• **Passage**

Her Celebration of Life will be held at the Community of Christ church on Saturday, June 7th at 4:00.
990 Meridian Ave
San Jose, CA
Use the north driveway to enter. 
Please note that this is a Celebration of Life service, so please... NO BLACK. Julie wanted her services to be a fun event. Thank you :) 


Her facebook group: https://www.facebook.com/groups/531897190256026/ 

May 28, 2017
May 28, 2017
I miss you so much. You would be so proud of your children. Time is going by so fast!  I can't believe it has been 3 years.
May 31, 2016
May 31, 2016
It has been 2 years and I think about you everyday. I know that you and mom are together, watching over us.
I love you Julie -
March 21, 2016
March 21, 2016
Happy belated birthday. Malia and I celebrated your birthday with "bring your cup" slurpee day. I miss you so much.
May 28, 2015
May 28, 2015
Dear Julie -
Its hard to imagine that a whole year has gone by. I think about you every day! Some days, I pick up the phone wanting to tell you about the events of the day. Life marches on but the memories stay. I think about your laugh, your words of wisdom and the guidance you provided. As time passes, I know that the pain will ease but I will always miss you. I love you!
March 19, 2015
March 19, 2015
Happy Birthday Julie!!
I miss you so much. I miss calling you on the way to work, just to talk. I miss that you were always there for me. 
I know that you are watching all of us, directing us in our usual ways. I miss you. Have a wonderful birthday.
March 19, 2015
March 19, 2015
Julie and her family lived close by us in San Jose, Ca. my daughter and Julie were best friends for rmany yrs. Great memories !!! I know there is larger plan than were aware of, and God needed Julie and took her home. may there be peace in her family. She will be forever missed.
June 7, 2014
June 7, 2014
My condolences to the Kroeger family. Even though I have only known Julie for a short time, her presence will be missed. She was a very caring and loving person without a mean bone in her body. She was always willing to help others when she could. I know she is now at peace free of pain and suffering.
June 2, 2014
June 2, 2014
Julie... My heartfelt thoughts and prayers are with you and with your family. In a time of sadness, our memories are a precious gift.
June 2, 2014
June 2, 2014
Julie - So many wonderful memories of family trips and Holiday dinners! We will miss you so much, but I won't worry about you because I know you are in Heaven with your mom. Rest in peace. I love you.

• **Stored data**
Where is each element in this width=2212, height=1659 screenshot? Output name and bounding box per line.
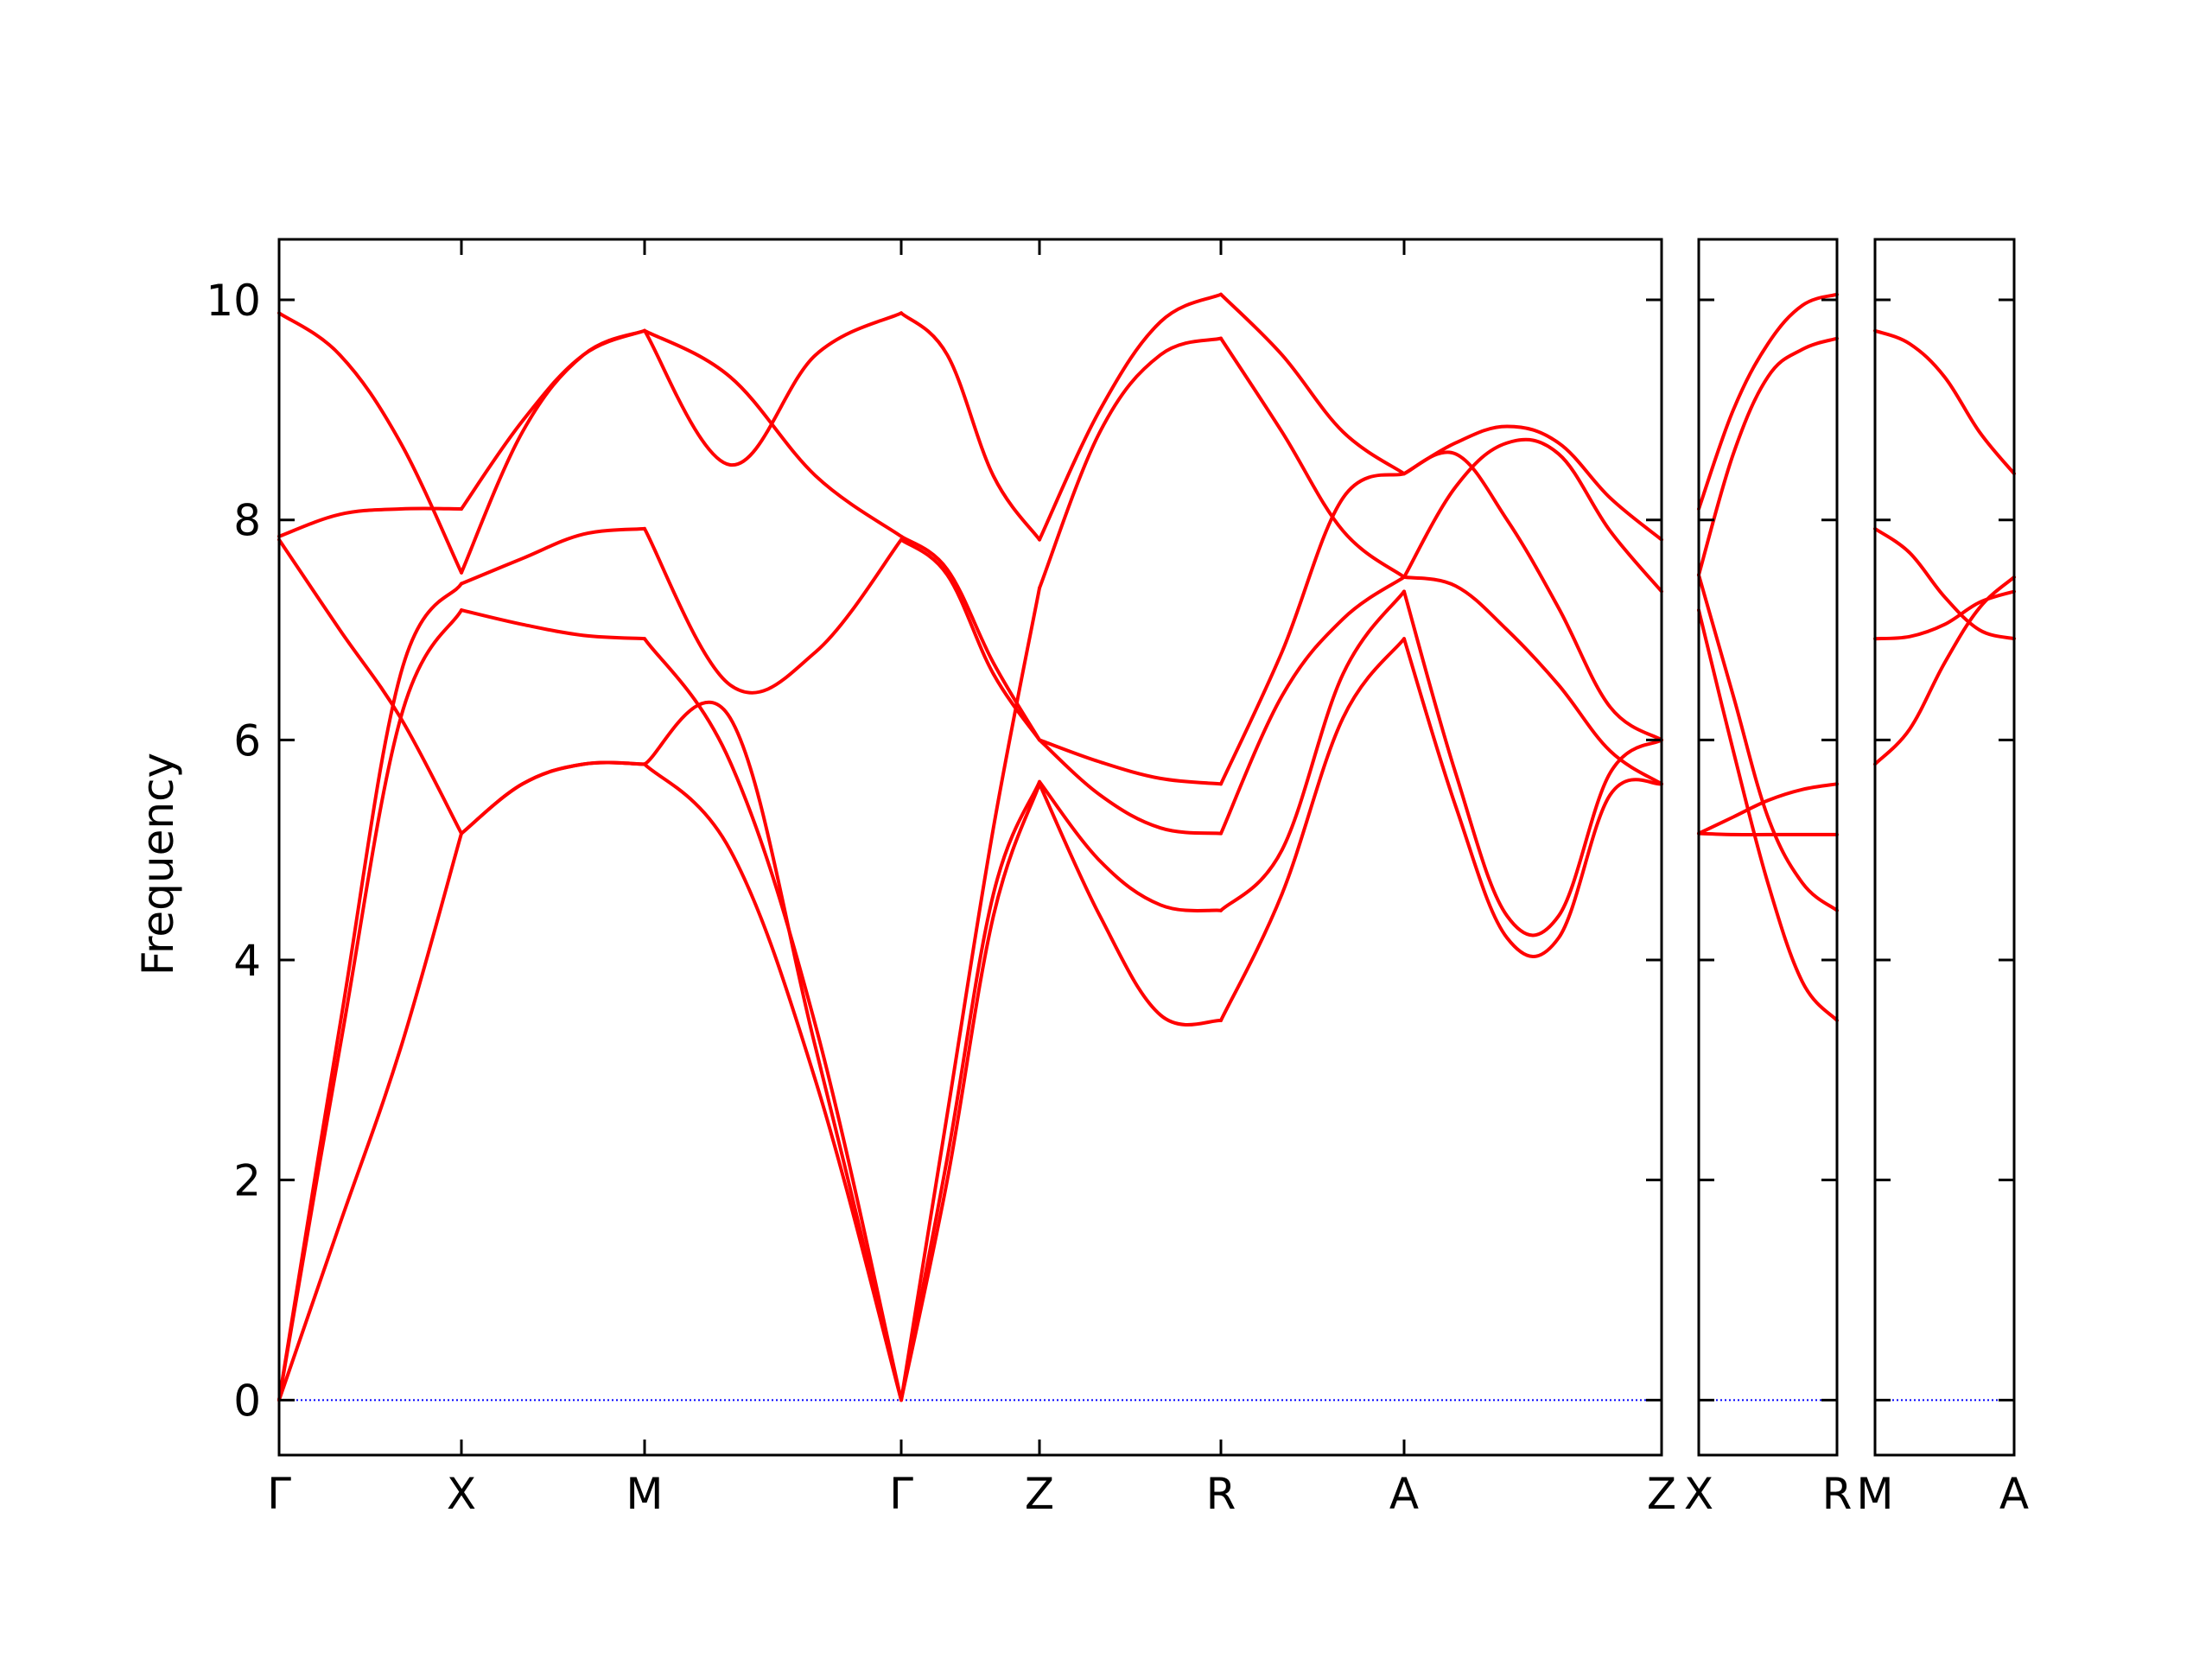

• **Exercises**
1. On the memorial page, which driveway should people use to enter the church?
2. Please print the stretch of the memorial page from "I miss you so much. I" through "pain and suffering.".
3. Carry on the memorial page for Julie from its last line.
The material was taken from a separate source and is unrelated to the memorial page.

• **Answers**
1. The north driveway.

2.
I miss you so much. I miss calling you on the way to work, just to talk. I miss that you were always there for me. 
I know that you are watching all of us, directing us in our usual ways. I miss you. Have a wonderful birthday.
March 19, 2015
March 19, 2015
Julie and her family lived close by us in San Jose, Ca. my daughter and Julie were best friends for rmany yrs. Great memories !!! I know there is larger plan than were aware of, and God needed Julie and took her home. may there be peace in her family. She will be forever missed.
June 7, 2014
June 7, 2014
My condolences to the Kroeger family. Even though I have only known Julie for a short time, her presence will be missed. She was a very caring and loving person without a mean bone in her body. She was always willing to help others when she could. I know she is now at peace free of pain and suffering.

3.
Aunt Pat
June 2, 2014
June 2, 2014
Hi Julie - We all miss you!! I will always remember our talks and the many laughs we shared, still in disbelief you are no longer with us in the physical. My deepest condolences to the Kroeger family and friends. Praying for peace and comfort during this time of sorrow. Heaven has gained another BEAUTIFUL Angel to watch over us. Rest in Heavenly Peace my dear friend, miss you so much.
June 2, 2014
June 2, 2014
Though I've never met Julie, I know she was a wonderful mother and wife. I can see Julie in her beautiful children. My thoughts and prayers are with Julie's family. Stay strong and Rest in Peace Julie. I wish we had been able to meet.
May 31, 2014
May 31, 2014
My thoughts and prayers are with Julie's family and friends. We were so shocked to hear of her passing. Wishing you much strength in this time of grief and hopefully peace in knowing that she is in heaven.
May 31, 2014
May 31, 2014
When someone you love becomes a memory … a memory becomes a treasure. Julie is not far, she is forever in the hearts of all who loved and knew her. Sending prayers and thoughts of comfort.
May 31, 2014
May 31, 2014
Julie you will always be missed, we have shared a lifetime of memories and fun times, cousins growing up, first concert, Boulder Creek, Grandma's house, family get togethers, so many shared holidays! I know you will be watching over everyone and we will keep you in our hearts forever. Love you Cuz... Mary, Frank and Hannah
May 31, 2014
May 31, 2014
I am so sorry to hear of Julie's passing. My thoughts are with her family during this very difficult time.
May 31, 2014
May 31, 2014
Julie.... You will b so missed!! We have so many great memories. Years of sleepovers every weekend!! Tormenting poor Carolyn with our shenanigans ( forgive us carolyn)!! You have such a beautiful family and every time we spoke it was wonderful ti hear all the funny and scary things going on on your life! I will miss you my friend!! God must have needed you as an angel on staff. I know you will b watching your family and friends and helping us all along the way!! Love u girl!!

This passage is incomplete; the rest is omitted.